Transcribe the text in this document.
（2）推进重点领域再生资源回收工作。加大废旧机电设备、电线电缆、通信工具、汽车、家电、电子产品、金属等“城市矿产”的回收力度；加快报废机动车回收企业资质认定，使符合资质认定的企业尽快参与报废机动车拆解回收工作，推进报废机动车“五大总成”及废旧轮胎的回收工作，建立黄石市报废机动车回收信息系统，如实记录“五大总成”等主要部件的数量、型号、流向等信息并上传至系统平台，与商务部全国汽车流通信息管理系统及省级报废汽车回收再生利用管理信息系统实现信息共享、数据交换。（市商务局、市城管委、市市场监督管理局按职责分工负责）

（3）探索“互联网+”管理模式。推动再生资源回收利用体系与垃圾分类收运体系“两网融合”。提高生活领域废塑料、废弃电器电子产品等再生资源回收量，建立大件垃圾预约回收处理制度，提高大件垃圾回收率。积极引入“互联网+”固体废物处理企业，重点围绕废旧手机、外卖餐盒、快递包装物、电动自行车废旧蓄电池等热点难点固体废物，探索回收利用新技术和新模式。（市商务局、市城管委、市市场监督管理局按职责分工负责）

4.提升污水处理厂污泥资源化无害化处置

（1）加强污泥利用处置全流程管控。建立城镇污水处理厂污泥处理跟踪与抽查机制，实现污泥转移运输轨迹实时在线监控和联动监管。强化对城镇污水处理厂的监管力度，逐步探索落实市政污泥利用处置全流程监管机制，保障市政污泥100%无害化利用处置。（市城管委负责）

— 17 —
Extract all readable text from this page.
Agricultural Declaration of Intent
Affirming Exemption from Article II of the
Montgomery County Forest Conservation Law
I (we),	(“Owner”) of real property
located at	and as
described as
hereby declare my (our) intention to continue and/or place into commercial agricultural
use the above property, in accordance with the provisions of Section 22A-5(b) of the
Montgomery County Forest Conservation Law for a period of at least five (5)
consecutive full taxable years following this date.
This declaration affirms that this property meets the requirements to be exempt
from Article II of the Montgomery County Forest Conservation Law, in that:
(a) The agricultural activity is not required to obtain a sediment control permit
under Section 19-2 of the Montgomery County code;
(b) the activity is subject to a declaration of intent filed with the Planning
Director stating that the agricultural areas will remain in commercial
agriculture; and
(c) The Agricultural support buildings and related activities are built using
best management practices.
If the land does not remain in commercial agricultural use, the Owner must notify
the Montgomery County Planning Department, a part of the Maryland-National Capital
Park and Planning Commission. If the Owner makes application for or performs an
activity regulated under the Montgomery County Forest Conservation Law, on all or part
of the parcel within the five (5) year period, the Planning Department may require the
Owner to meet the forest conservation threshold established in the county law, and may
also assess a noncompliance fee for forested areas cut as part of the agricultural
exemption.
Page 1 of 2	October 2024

Description of the task: Repeat each of the entries above precisely as given.

Answer for the task:
Transcribe the text in this document.
（2）推进重点领域再生资源回收工作。加大废旧机电设备、电线电缆、通信工具、汽车、家电、电子产品、金属等“城市矿产”的回收力度；加快报废机动车回收企业资质认定，使符合资质认定的企业尽快参与报废机动车拆解回收工作，推进报废机动车“五大总成”及废旧轮胎的回收工作，建立黄石市报废机动车回收信息系统，如实记录“五大总成”等主要部件的数量、型号、流向等信息并上传至系统平台，与商务部全国汽车流通信息管理系统及省级报废汽车回收再生利用管理信息系统实现信息共享、数据交换。（市商务局、市城管委、市市场监督管理局按职责分工负责）

（3）探索“互联网+”管理模式。推动再生资源回收利用体系与垃圾分类收运体系“两网融合”。提高生活领域废塑料、废弃电器电子产品等再生资源回收量，建立大件垃圾预约回收处理制度，提高大件垃圾回收率。积极引入“互联网+”固体废物处理企业，重点围绕废旧手机、外卖餐盒、快递包装物、电动自行车废旧蓄电池等热点难点固体废物，探索回收利用新技术和新模式。（市商务局、市城管委、市市场监督管理局按职责分工负责）

4.提升污水处理厂污泥资源化无害化处置

（1）加强污泥利用处置全流程管控。建立城镇污水处理厂污泥处理跟踪与抽查机制，实现污泥转移运输轨迹实时在线监控和联动监管。强化对城镇污水处理厂的监管力度，逐步探索落实市政污泥利用处置全流程监管机制，保障市政污泥100%无害化利用处置。（市城管委负责）

— 17 —
Extract all readable text from this page.
Agricultural Declaration of Intent
Affirming Exemption from Article II of the
Montgomery County Forest Conservation Law
I (we),	(“Owner”) of real property
located at	and as
described as
hereby declare my (our) intention to continue and/or place into commercial agricultural
use the above property, in accordance with the provisions of Section 22A-5(b) of the
Montgomery County Forest Conservation Law for a period of at least five (5)
consecutive full taxable years following this date.
This declaration affirms that this property meets the requirements to be exempt
from Article II of the Montgomery County Forest Conservation Law, in that:
(a) The agricultural activity is not required to obtain a sediment control permit
under Section 19-2 of the Montgomery County code;
(b) the activity is subject to a declaration of intent filed with the Planning
Director stating that the agricultural areas will remain in commercial
agriculture; and
(c) The Agricultural support buildings and related activities are built using
best management practices.
If the land does not remain in commercial agricultural use, the Owner must notify
the Montgomery County Planning Department, a part of the Maryland-National Capital
Park and Planning Commission. If the Owner makes application for or performs an
activity regulated under the Montgomery County Forest Conservation Law, on all or part
of the parcel within the five (5) year period, the Planning Department may require the
Owner to meet the forest conservation threshold established in the county law, and may
also assess a noncompliance fee for forested areas cut as part of the agricultural
exemption.
Page 1 of 2	October 2024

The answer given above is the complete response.